### Written exercise
Print every entry exactly as written.

[Data entries]
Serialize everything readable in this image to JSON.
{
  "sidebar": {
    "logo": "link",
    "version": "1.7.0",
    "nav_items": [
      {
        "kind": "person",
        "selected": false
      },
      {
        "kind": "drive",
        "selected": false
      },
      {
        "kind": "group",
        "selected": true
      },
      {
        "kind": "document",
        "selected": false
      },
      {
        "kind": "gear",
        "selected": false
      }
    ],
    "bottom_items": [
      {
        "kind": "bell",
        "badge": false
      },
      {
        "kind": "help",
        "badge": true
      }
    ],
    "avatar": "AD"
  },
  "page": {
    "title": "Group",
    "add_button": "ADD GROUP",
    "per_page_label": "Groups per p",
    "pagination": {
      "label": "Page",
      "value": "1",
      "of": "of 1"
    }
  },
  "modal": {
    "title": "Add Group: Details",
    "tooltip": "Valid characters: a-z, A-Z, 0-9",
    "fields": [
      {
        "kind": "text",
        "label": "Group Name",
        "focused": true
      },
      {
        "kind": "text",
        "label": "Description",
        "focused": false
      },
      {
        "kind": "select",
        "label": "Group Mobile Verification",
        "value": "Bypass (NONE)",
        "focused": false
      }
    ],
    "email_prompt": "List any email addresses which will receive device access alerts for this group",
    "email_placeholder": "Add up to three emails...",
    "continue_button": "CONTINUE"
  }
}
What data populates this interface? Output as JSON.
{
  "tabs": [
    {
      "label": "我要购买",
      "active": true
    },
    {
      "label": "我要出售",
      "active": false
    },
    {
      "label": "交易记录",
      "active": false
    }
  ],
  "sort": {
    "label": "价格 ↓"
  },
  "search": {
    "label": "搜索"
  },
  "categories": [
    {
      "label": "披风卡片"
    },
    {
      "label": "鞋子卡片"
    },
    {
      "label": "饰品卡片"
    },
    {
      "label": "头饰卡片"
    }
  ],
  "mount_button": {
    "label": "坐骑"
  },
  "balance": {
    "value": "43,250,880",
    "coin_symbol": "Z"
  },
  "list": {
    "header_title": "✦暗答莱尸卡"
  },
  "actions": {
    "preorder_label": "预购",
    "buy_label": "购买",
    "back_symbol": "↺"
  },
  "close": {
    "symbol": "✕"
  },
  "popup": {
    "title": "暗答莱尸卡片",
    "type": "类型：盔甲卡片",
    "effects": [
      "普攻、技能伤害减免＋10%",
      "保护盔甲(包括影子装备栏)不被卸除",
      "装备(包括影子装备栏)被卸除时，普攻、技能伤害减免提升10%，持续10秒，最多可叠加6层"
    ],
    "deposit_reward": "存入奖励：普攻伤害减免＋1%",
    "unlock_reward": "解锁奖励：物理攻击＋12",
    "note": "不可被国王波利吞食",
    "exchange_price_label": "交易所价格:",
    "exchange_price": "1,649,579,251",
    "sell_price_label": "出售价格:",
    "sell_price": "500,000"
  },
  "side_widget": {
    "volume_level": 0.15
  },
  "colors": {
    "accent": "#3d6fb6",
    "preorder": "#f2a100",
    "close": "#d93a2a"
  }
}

### Complete response
Serialize everything readable in this image to JSON.
{
  "sidebar": {
    "logo": "link",
    "version": "1.7.0",
    "nav_items": [
      {
        "kind": "person",
        "selected": false
      },
      {
        "kind": "drive",
        "selected": false
      },
      {
        "kind": "group",
        "selected": true
      },
      {
        "kind": "document",
        "selected": false
      },
      {
        "kind": "gear",
        "selected": false
      }
    ],
    "bottom_items": [
      {
        "kind": "bell",
        "badge": false
      },
      {
        "kind": "help",
        "badge": true
      }
    ],
    "avatar": "AD"
  },
  "page": {
    "title": "Group",
    "add_button": "ADD GROUP",
    "per_page_label": "Groups per p",
    "pagination": {
      "label": "Page",
      "value": "1",
      "of": "of 1"
    }
  },
  "modal": {
    "title": "Add Group: Details",
    "tooltip": "Valid characters: a-z, A-Z, 0-9",
    "fields": [
      {
        "kind": "text",
        "label": "Group Name",
        "focused": true
      },
      {
        "kind": "text",
        "label": "Description",
        "focused": false
      },
      {
        "kind": "select",
        "label": "Group Mobile Verification",
        "value": "Bypass (NONE)",
        "focused": false
      }
    ],
    "email_prompt": "List any email addresses which will receive device access alerts for this group",
    "email_placeholder": "Add up to three emails...",
    "continue_button": "CONTINUE"
  }
}
What data populates this interface? Output as JSON.
{
  "tabs": [
    {
      "label": "我要购买",
      "active": true
    },
    {
      "label": "我要出售",
      "active": false
    },
    {
      "label": "交易记录",
      "active": false
    }
  ],
  "sort": {
    "label": "价格 ↓"
  },
  "search": {
    "label": "搜索"
  },
  "categories": [
    {
      "label": "披风卡片"
    },
    {
      "label": "鞋子卡片"
    },
    {
      "label": "饰品卡片"
    },
    {
      "label": "头饰卡片"
    }
  ],
  "mount_button": {
    "label": "坐骑"
  },
  "balance": {
    "value": "43,250,880",
    "coin_symbol": "Z"
  },
  "list": {
    "header_title": "✦暗答莱尸卡"
  },
  "actions": {
    "preorder_label": "预购",
    "buy_label": "购买",
    "back_symbol": "↺"
  },
  "close": {
    "symbol": "✕"
  },
  "popup": {
    "title": "暗答莱尸卡片",
    "type": "类型：盔甲卡片",
    "effects": [
      "普攻、技能伤害减免＋10%",
      "保护盔甲(包括影子装备栏)不被卸除",
      "装备(包括影子装备栏)被卸除时，普攻、技能伤害减免提升10%，持续10秒，最多可叠加6层"
    ],
    "deposit_reward": "存入奖励：普攻伤害减免＋1%",
    "unlock_reward": "解锁奖励：物理攻击＋12",
    "note": "不可被国王波利吞食",
    "exchange_price_label": "交易所价格:",
    "exchange_price": "1,649,579,251",
    "sell_price_label": "出售价格:",
    "sell_price": "500,000"
  },
  "side_widget": {
    "volume_level": 0.15
  },
  "colors": {
    "accent": "#3d6fb6",
    "preorder": "#f2a100",
    "close": "#d93a2a"
  }
}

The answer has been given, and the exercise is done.